» Your task: Write out the material below again, unchanged.

» Entries shown:
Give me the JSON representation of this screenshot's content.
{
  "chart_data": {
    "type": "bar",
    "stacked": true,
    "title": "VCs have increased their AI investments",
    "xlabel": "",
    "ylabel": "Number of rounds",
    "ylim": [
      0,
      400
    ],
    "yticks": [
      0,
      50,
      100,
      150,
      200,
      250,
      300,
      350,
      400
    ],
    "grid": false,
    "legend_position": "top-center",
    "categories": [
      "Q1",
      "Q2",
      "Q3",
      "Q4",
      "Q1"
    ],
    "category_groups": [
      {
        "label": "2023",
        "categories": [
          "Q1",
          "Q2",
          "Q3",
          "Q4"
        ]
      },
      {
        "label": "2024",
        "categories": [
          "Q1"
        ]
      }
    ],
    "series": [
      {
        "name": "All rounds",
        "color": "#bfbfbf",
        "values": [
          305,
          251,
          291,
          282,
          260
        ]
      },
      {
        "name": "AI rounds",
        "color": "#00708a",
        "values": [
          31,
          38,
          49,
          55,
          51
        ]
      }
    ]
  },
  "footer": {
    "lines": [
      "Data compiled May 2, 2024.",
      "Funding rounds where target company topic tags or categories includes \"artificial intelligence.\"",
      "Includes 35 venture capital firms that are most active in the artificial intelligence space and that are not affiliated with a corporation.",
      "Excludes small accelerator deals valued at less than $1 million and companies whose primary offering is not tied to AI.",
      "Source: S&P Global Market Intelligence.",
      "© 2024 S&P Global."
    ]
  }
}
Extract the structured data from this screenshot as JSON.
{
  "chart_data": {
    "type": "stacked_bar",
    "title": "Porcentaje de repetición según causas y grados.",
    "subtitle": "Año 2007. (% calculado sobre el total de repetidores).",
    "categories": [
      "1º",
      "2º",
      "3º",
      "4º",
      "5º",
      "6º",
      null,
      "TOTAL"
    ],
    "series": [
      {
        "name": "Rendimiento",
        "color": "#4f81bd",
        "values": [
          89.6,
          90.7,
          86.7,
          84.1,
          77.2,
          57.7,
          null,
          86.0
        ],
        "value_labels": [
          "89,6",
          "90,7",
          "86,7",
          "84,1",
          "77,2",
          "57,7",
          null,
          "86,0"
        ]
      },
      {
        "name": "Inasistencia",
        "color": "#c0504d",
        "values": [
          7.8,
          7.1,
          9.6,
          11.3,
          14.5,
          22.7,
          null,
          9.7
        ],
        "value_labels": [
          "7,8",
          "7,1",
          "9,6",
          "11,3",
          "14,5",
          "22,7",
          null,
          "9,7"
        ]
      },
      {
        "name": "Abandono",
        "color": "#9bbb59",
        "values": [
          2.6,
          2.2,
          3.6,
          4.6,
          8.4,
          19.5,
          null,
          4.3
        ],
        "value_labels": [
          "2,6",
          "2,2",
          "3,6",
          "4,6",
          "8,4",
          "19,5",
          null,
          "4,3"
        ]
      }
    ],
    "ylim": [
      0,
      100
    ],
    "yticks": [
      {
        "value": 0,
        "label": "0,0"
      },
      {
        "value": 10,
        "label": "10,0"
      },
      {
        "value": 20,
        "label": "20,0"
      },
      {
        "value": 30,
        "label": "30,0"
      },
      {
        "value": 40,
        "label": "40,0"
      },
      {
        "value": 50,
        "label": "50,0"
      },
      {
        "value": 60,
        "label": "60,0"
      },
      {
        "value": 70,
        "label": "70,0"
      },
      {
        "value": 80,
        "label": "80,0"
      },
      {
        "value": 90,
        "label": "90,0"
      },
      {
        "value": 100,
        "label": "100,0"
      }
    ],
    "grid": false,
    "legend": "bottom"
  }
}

» Result of this exercise:
Give me the JSON representation of this screenshot's content.
{
  "chart_data": {
    "type": "bar",
    "stacked": true,
    "title": "VCs have increased their AI investments",
    "xlabel": "",
    "ylabel": "Number of rounds",
    "ylim": [
      0,
      400
    ],
    "yticks": [
      0,
      50,
      100,
      150,
      200,
      250,
      300,
      350,
      400
    ],
    "grid": false,
    "legend_position": "top-center",
    "categories": [
      "Q1",
      "Q2",
      "Q3",
      "Q4",
      "Q1"
    ],
    "category_groups": [
      {
        "label": "2023",
        "categories": [
          "Q1",
          "Q2",
          "Q3",
          "Q4"
        ]
      },
      {
        "label": "2024",
        "categories": [
          "Q1"
        ]
      }
    ],
    "series": [
      {
        "name": "All rounds",
        "color": "#bfbfbf",
        "values": [
          305,
          251,
          291,
          282,
          260
        ]
      },
      {
        "name": "AI rounds",
        "color": "#00708a",
        "values": [
          31,
          38,
          49,
          55,
          51
        ]
      }
    ]
  },
  "footer": {
    "lines": [
      "Data compiled May 2, 2024.",
      "Funding rounds where target company topic tags or categories includes \"artificial intelligence.\"",
      "Includes 35 venture capital firms that are most active in the artificial intelligence space and that are not affiliated with a corporation.",
      "Excludes small accelerator deals valued at less than $1 million and companies whose primary offering is not tied to AI.",
      "Source: S&P Global Market Intelligence.",
      "© 2024 S&P Global."
    ]
  }
}
Extract the structured data from this screenshot as JSON.
{
  "chart_data": {
    "type": "stacked_bar",
    "title": "Porcentaje de repetición según causas y grados.",
    "subtitle": "Año 2007. (% calculado sobre el total de repetidores).",
    "categories": [
      "1º",
      "2º",
      "3º",
      "4º",
      "5º",
      "6º",
      null,
      "TOTAL"
    ],
    "series": [
      {
        "name": "Rendimiento",
        "color": "#4f81bd",
        "values": [
          89.6,
          90.7,
          86.7,
          84.1,
          77.2,
          57.7,
          null,
          86.0
        ],
        "value_labels": [
          "89,6",
          "90,7",
          "86,7",
          "84,1",
          "77,2",
          "57,7",
          null,
          "86,0"
        ]
      },
      {
        "name": "Inasistencia",
        "color": "#c0504d",
        "values": [
          7.8,
          7.1,
          9.6,
          11.3,
          14.5,
          22.7,
          null,
          9.7
        ],
        "value_labels": [
          "7,8",
          "7,1",
          "9,6",
          "11,3",
          "14,5",
          "22,7",
          null,
          "9,7"
        ]
      },
      {
        "name": "Abandono",
        "color": "#9bbb59",
        "values": [
          2.6,
          2.2,
          3.6,
          4.6,
          8.4,
          19.5,
          null,
          4.3
        ],
        "value_labels": [
          "2,6",
          "2,2",
          "3,6",
          "4,6",
          "8,4",
          "19,5",
          null,
          "4,3"
        ]
      }
    ],
    "ylim": [
      0,
      100
    ],
    "yticks": [
      {
        "value": 0,
        "label": "0,0"
      },
      {
        "value": 10,
        "label": "10,0"
      },
      {
        "value": 20,
        "label": "20,0"
      },
      {
        "value": 30,
        "label": "30,0"
      },
      {
        "value": 40,
        "label": "40,0"
      },
      {
        "value": 50,
        "label": "50,0"
      },
      {
        "value": 60,
        "label": "60,0"
      },
      {
        "value": 70,
        "label": "70,0"
      },
      {
        "value": 80,
        "label": "80,0"
      },
      {
        "value": 90,
        "label": "90,0"
      },
      {
        "value": 100,
        "label": "100,0"
      }
    ],
    "grid": false,
    "legend": "bottom"
  }
}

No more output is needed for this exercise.